→ WHAT YOU WILL DO
Repeat exactly the lines below, from the line containing "Convert this screenshot" through the last line, both included. Leave out any pictures.

►

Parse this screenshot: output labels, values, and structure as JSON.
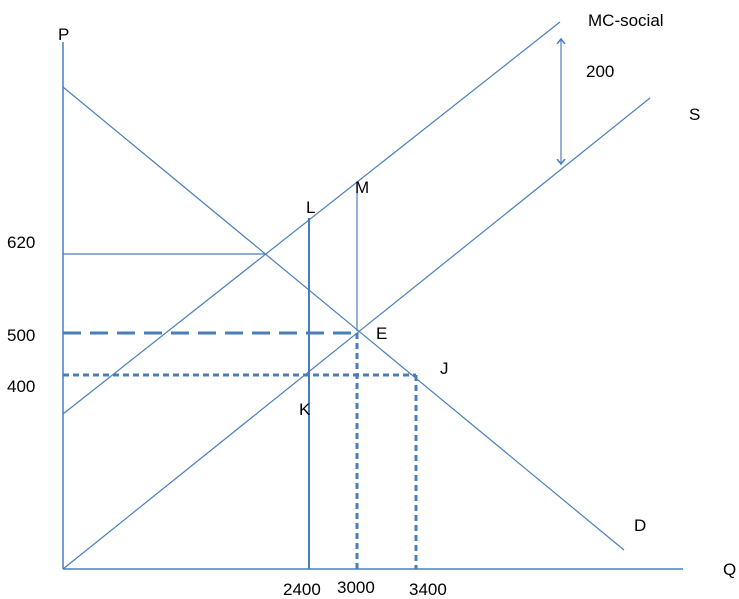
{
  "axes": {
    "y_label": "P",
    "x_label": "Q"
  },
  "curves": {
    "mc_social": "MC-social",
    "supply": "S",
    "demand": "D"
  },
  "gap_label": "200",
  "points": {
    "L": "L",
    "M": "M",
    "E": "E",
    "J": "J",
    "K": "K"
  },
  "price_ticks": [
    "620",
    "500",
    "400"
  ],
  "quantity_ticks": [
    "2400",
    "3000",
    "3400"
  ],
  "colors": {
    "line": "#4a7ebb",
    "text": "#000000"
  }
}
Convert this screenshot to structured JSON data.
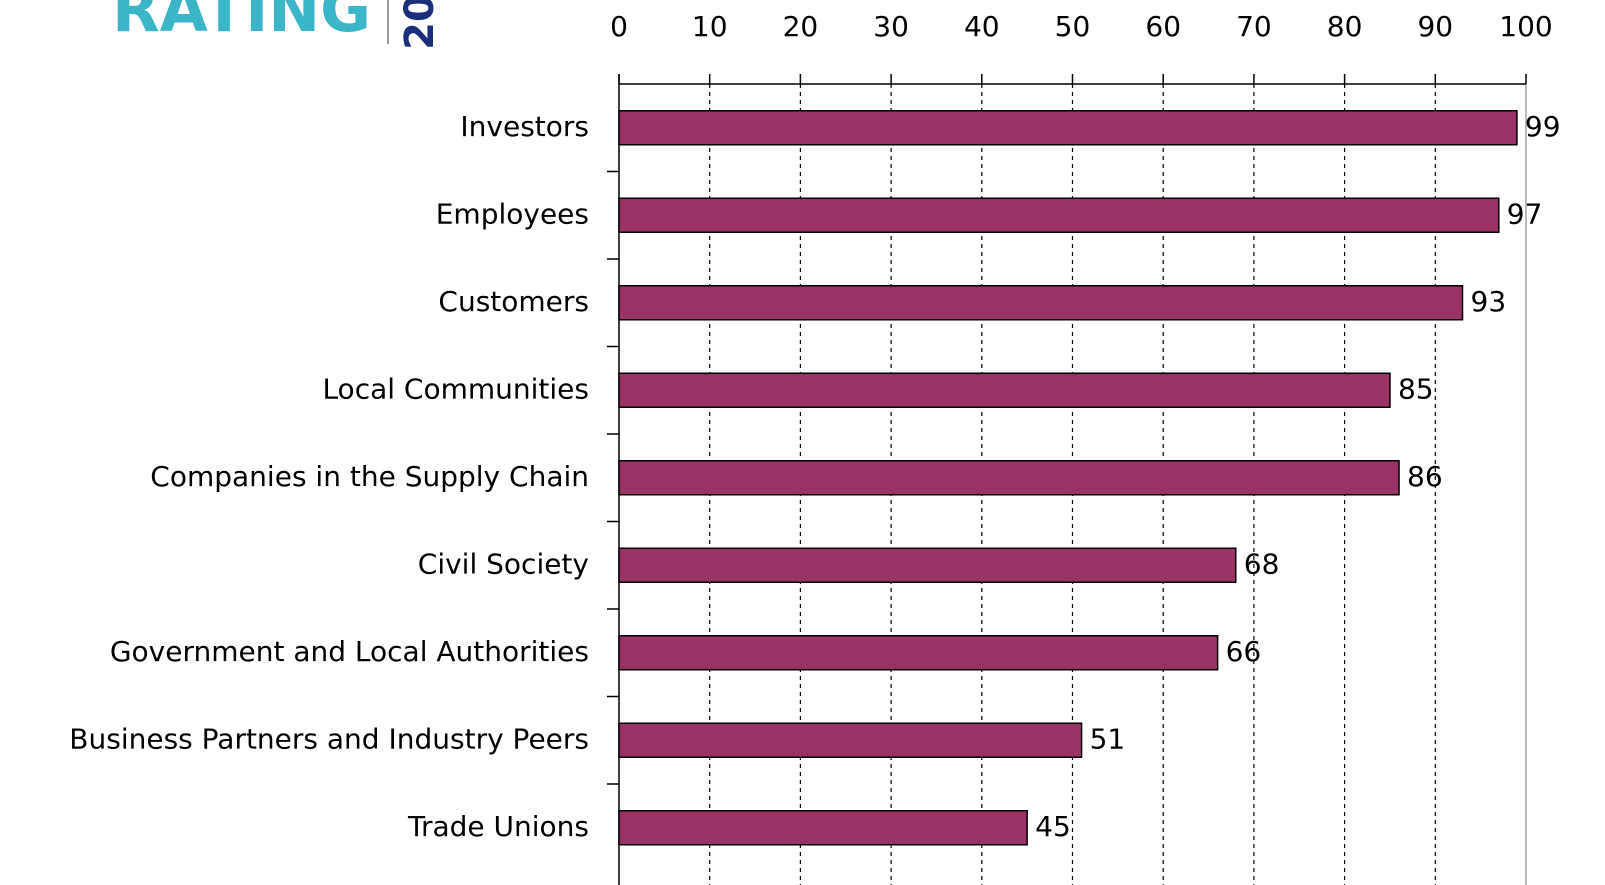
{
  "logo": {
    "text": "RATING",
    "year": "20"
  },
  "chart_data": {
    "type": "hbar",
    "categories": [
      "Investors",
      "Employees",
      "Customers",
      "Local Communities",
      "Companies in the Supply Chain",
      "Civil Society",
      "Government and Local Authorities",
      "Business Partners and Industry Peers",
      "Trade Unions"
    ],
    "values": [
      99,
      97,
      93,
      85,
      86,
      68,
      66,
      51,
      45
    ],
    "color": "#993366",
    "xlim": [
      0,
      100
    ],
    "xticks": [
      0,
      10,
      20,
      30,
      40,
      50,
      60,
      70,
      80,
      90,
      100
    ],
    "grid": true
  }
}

◄

→ SOLUTION FOR THIS EXERCISE
Convert this screenshot to structured JSON data.
{
  "logo": {
    "text": "RATING",
    "year": "20"
  },
  "chart_data": {
    "type": "hbar",
    "categories": [
      "Investors",
      "Employees",
      "Customers",
      "Local Communities",
      "Companies in the Supply Chain",
      "Civil Society",
      "Government and Local Authorities",
      "Business Partners and Industry Peers",
      "Trade Unions"
    ],
    "values": [
      99,
      97,
      93,
      85,
      86,
      68,
      66,
      51,
      45
    ],
    "color": "#993366",
    "xlim": [
      0,
      100
    ],
    "xticks": [
      0,
      10,
      20,
      30,
      40,
      50,
      60,
      70,
      80,
      90,
      100
    ],
    "grid": true
  }
}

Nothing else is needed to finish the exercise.